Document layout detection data
◇ ◇ ◇ ◇ ◇
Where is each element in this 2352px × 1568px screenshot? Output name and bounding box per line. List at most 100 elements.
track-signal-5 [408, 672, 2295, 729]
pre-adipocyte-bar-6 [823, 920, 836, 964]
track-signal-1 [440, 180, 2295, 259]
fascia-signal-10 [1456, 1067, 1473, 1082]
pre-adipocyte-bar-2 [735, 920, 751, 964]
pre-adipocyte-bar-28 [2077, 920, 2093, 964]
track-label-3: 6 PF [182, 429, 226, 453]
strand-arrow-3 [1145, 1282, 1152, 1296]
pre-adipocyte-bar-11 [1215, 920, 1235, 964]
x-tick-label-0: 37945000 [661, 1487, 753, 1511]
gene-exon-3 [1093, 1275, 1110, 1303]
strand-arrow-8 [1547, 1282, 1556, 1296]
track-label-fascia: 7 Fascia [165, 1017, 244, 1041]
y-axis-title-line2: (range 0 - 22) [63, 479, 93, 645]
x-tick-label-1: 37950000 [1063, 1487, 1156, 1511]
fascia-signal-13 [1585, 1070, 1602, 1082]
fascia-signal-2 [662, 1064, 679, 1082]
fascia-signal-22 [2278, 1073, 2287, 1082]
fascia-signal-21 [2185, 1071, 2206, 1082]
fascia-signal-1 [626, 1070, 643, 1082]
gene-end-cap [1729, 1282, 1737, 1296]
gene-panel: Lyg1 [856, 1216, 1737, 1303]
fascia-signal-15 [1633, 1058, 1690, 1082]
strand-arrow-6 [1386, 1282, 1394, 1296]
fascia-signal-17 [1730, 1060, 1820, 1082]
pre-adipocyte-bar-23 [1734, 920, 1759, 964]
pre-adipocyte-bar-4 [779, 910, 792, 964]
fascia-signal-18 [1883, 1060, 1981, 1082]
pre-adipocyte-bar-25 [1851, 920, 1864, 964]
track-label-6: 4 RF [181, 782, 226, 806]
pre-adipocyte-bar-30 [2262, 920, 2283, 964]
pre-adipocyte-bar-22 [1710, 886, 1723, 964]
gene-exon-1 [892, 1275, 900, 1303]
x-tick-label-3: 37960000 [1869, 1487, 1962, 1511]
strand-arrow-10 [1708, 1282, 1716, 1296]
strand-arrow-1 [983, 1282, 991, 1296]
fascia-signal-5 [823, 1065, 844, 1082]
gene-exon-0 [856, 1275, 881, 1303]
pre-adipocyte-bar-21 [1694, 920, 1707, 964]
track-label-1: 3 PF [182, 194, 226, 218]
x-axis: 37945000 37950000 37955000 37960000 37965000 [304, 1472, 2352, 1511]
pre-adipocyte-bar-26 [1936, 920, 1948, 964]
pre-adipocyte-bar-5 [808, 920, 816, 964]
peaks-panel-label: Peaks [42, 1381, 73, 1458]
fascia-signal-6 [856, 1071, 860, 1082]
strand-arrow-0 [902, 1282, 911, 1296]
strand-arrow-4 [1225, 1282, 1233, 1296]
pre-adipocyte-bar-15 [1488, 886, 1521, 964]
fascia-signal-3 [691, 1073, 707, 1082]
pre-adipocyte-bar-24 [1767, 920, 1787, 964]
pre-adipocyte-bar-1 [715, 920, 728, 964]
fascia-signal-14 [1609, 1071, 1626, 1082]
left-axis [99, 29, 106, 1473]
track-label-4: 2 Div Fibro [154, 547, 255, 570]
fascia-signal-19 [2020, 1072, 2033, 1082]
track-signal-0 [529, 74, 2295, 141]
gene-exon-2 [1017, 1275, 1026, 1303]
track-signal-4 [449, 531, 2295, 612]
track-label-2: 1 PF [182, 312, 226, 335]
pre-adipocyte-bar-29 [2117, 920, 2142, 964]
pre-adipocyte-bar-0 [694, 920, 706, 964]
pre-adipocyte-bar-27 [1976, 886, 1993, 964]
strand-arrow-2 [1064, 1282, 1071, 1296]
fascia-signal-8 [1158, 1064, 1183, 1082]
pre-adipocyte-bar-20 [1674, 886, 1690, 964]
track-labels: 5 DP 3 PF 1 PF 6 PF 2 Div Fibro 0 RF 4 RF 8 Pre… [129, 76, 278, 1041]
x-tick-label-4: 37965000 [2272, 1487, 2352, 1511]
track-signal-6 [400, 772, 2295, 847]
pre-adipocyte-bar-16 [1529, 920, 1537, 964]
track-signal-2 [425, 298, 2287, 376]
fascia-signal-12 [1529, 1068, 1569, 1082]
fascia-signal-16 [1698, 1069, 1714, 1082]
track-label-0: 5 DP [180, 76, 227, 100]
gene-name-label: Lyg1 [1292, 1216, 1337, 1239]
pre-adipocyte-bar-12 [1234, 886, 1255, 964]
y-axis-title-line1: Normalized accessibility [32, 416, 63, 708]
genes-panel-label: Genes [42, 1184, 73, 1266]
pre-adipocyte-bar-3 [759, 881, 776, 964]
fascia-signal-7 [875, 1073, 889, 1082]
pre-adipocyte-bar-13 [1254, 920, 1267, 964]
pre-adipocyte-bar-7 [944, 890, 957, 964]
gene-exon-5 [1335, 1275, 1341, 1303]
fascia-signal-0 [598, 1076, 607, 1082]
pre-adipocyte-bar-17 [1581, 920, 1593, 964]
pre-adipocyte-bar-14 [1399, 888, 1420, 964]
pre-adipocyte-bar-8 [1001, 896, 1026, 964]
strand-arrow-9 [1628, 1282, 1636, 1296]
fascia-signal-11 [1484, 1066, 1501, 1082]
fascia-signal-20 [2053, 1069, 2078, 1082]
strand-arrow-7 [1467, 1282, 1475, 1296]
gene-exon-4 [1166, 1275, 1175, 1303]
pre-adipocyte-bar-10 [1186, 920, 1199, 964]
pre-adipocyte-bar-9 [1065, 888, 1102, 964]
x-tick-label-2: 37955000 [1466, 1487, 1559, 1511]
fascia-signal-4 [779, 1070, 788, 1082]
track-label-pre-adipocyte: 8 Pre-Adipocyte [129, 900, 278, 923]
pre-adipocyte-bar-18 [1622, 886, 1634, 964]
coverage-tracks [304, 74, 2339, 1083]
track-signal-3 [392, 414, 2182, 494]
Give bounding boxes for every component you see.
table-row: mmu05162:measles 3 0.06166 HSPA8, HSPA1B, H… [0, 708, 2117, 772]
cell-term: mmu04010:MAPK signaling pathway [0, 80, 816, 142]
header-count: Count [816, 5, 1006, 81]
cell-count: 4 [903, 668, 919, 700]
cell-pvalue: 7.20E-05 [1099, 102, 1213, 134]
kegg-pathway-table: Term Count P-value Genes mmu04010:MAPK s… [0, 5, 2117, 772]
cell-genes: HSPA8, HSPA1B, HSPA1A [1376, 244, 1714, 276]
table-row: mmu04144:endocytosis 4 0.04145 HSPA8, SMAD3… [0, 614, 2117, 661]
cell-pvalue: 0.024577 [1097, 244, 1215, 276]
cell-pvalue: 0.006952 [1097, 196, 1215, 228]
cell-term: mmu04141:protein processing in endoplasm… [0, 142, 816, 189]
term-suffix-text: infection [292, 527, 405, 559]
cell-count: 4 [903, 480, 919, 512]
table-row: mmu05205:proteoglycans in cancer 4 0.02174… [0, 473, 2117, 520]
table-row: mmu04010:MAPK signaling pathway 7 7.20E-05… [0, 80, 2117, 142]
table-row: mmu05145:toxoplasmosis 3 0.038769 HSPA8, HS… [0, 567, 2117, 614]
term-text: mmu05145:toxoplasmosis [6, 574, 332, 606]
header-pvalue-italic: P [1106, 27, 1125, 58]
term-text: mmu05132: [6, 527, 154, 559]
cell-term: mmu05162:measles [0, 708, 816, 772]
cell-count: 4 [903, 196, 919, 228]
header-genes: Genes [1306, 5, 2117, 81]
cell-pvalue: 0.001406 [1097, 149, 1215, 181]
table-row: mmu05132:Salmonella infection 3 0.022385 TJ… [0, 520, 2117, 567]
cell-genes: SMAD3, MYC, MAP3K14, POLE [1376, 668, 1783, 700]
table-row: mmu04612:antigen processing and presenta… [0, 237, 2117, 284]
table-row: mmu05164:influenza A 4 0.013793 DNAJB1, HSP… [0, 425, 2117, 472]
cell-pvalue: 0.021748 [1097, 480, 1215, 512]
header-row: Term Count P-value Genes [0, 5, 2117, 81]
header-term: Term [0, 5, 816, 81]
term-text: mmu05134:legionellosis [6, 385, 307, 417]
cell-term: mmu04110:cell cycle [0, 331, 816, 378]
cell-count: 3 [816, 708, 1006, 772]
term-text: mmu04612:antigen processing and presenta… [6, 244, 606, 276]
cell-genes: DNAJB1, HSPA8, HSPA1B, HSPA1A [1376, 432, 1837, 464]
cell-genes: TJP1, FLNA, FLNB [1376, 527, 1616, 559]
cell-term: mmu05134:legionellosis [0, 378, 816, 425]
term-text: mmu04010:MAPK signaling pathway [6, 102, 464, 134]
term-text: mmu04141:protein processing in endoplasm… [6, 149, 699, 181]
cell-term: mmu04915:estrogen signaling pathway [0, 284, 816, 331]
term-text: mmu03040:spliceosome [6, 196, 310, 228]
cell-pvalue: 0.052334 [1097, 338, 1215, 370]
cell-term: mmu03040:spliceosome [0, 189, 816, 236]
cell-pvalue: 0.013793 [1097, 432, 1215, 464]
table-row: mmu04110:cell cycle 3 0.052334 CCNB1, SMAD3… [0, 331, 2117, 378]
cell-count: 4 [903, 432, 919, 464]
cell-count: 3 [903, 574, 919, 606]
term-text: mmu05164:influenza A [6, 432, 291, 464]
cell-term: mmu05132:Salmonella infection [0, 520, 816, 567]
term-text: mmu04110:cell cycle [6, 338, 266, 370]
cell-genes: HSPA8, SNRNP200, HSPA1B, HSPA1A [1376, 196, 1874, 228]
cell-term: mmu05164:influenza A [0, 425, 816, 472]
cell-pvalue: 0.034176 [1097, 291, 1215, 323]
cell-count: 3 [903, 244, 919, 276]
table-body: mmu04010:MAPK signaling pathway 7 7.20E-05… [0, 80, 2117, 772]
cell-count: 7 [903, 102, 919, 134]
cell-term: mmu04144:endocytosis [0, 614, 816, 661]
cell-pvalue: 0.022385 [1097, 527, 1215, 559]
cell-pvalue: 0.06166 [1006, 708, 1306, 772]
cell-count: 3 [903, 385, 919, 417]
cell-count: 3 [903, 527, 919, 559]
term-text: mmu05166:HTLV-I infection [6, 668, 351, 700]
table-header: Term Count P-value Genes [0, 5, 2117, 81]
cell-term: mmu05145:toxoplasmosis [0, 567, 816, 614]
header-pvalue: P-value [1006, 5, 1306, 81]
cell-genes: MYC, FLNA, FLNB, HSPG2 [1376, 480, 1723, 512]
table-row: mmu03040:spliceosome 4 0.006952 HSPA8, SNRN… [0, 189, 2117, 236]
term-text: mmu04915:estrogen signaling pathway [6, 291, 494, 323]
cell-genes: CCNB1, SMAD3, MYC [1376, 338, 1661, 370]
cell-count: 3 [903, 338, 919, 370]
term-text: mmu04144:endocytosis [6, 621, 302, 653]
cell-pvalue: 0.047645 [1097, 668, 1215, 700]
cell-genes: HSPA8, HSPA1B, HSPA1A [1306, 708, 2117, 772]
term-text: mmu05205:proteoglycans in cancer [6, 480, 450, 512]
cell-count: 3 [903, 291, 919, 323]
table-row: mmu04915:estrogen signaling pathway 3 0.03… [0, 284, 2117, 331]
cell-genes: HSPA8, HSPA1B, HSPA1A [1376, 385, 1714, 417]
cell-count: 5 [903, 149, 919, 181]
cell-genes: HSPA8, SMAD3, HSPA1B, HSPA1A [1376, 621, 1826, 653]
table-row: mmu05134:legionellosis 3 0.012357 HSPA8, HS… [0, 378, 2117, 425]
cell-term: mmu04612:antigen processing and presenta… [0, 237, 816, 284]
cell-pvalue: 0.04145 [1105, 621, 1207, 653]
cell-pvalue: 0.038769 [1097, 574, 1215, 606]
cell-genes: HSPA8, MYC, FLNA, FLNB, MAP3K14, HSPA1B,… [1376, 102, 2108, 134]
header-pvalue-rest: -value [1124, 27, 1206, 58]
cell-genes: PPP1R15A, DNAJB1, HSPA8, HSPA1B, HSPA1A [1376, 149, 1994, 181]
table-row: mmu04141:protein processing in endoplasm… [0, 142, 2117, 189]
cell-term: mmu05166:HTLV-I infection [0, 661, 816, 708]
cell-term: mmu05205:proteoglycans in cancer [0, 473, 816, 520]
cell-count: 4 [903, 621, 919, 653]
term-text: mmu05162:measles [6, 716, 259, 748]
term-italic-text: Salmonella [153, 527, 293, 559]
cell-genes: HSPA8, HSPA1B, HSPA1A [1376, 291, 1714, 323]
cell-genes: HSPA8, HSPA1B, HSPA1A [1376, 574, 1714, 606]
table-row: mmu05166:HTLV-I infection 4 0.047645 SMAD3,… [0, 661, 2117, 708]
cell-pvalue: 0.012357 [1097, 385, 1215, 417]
◇ ◇ ◇ ◇ ◇
Across all the entries, how many lines hold the string "estrogen"? Only the number is needed.

3